Collected data:
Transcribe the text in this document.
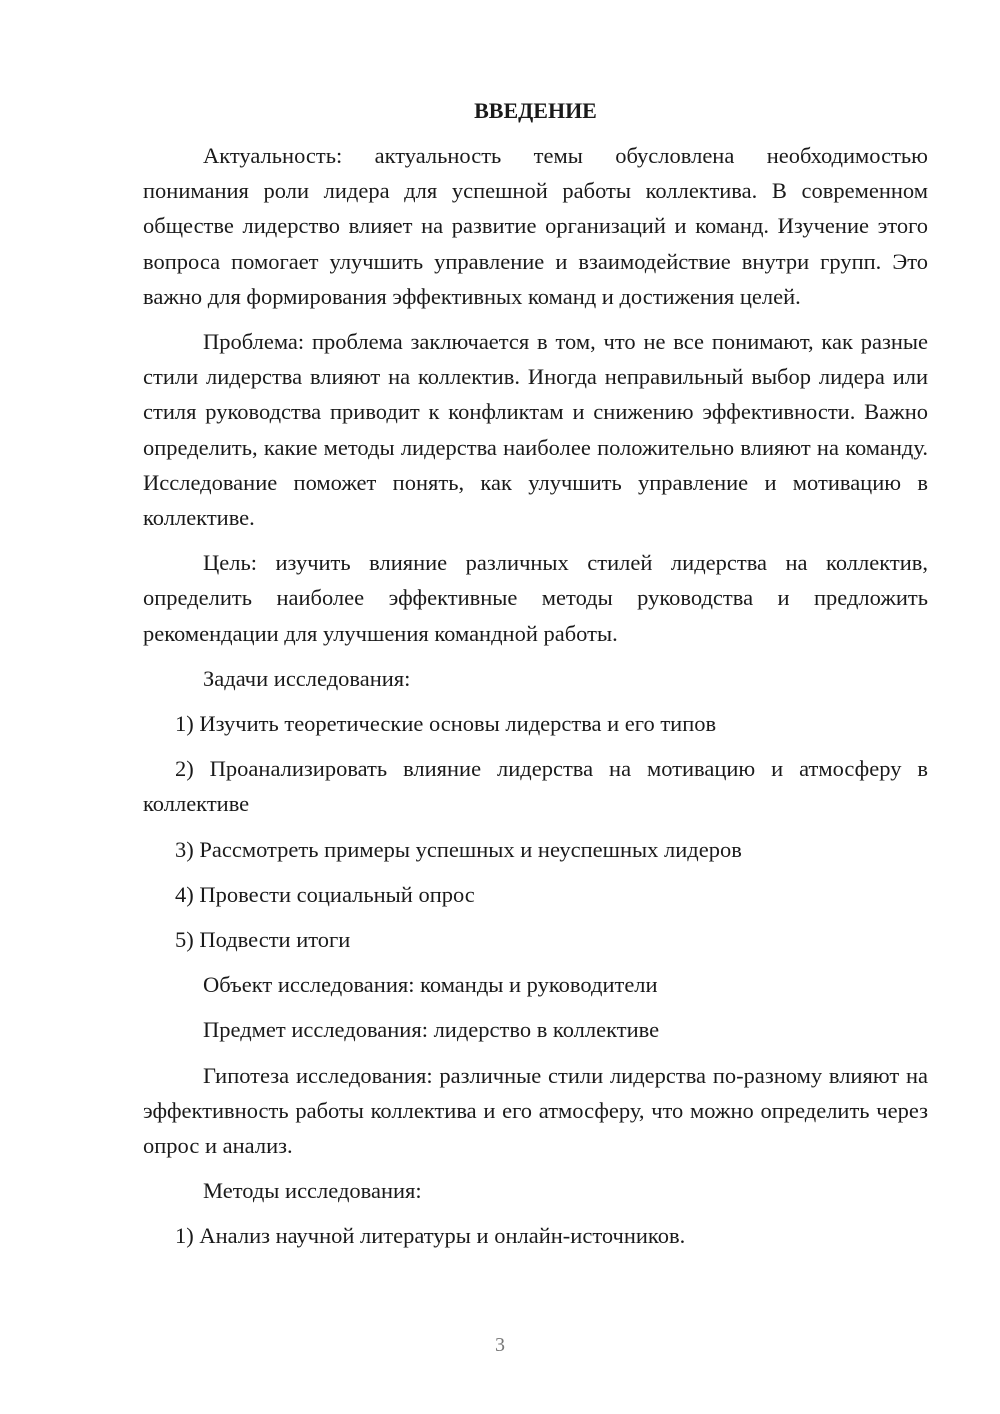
ВВЕДЕНИЕ

Актуальность: актуальность темы обусловлена необходимостью понимания роли лидера для успешной работы коллектива. В современном обществе лидерство влияет на развитие организаций и команд. Изучение этого вопроса помогает улучшить управление и взаимодействие внутри групп. Это важно для формирования эффективных команд и достижения целей.

Проблема: проблема заключается в том, что не все понимают, как разные стили лидерства влияют на коллектив. Иногда неправильный выбор лидера или стиля руководства приводит к конфликтам и снижению эффективности. Важно определить, какие методы лидерства наиболее положительно влияют на команду. Исследование поможет понять, как улучшить управление и мотивацию в коллективе.

Цель: изучить влияние различных стилей лидерства на коллектив, определить наиболее эффективные методы руководства и предложить рекомендации для улучшения командной работы.

Задачи исследования:

1) Изучить теоретические основы лидерства и его типов

2) Проанализировать влияние лидерства на мотивацию и атмосферу в коллективе

3) Рассмотреть примеры успешных и неуспешных лидеров

4) Провести социальный опрос

5) Подвести итоги

Объект исследования: команды и руководители

Предмет исследования: лидерство в коллективе

Гипотеза исследования: различные стили лидерства по-разному влияют на эффективность работы коллектива и его атмосферу, что можно определить через опрос и анализ.

Методы исследования:

1) Анализ научной литературы и онлайн-источников.

3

== What the task asks ==
Retype all the records shown above, character for character. Omit every picture.

== Correct response ==
Transcribe the text in this document.
ВВЕДЕНИЕ

Актуальность: актуальность темы обусловлена необходимостью понимания роли лидера для успешной работы коллектива. В современном обществе лидерство влияет на развитие организаций и команд. Изучение этого вопроса помогает улучшить управление и взаимодействие внутри групп. Это важно для формирования эффективных команд и достижения целей.

Проблема: проблема заключается в том, что не все понимают, как разные стили лидерства влияют на коллектив. Иногда неправильный выбор лидера или стиля руководства приводит к конфликтам и снижению эффективности. Важно определить, какие методы лидерства наиболее положительно влияют на команду. Исследование поможет понять, как улучшить управление и мотивацию в коллективе.

Цель: изучить влияние различных стилей лидерства на коллектив, определить наиболее эффективные методы руководства и предложить рекомендации для улучшения командной работы.

Задачи исследования:

1) Изучить теоретические основы лидерства и его типов

2) Проанализировать влияние лидерства на мотивацию и атмосферу в коллективе

3) Рассмотреть примеры успешных и неуспешных лидеров

4) Провести социальный опрос

5) Подвести итоги

Объект исследования: команды и руководители

Предмет исследования: лидерство в коллективе

Гипотеза исследования: различные стили лидерства по-разному влияют на эффективность работы коллектива и его атмосферу, что можно определить через опрос и анализ.

Методы исследования:

1) Анализ научной литературы и онлайн-источников.

3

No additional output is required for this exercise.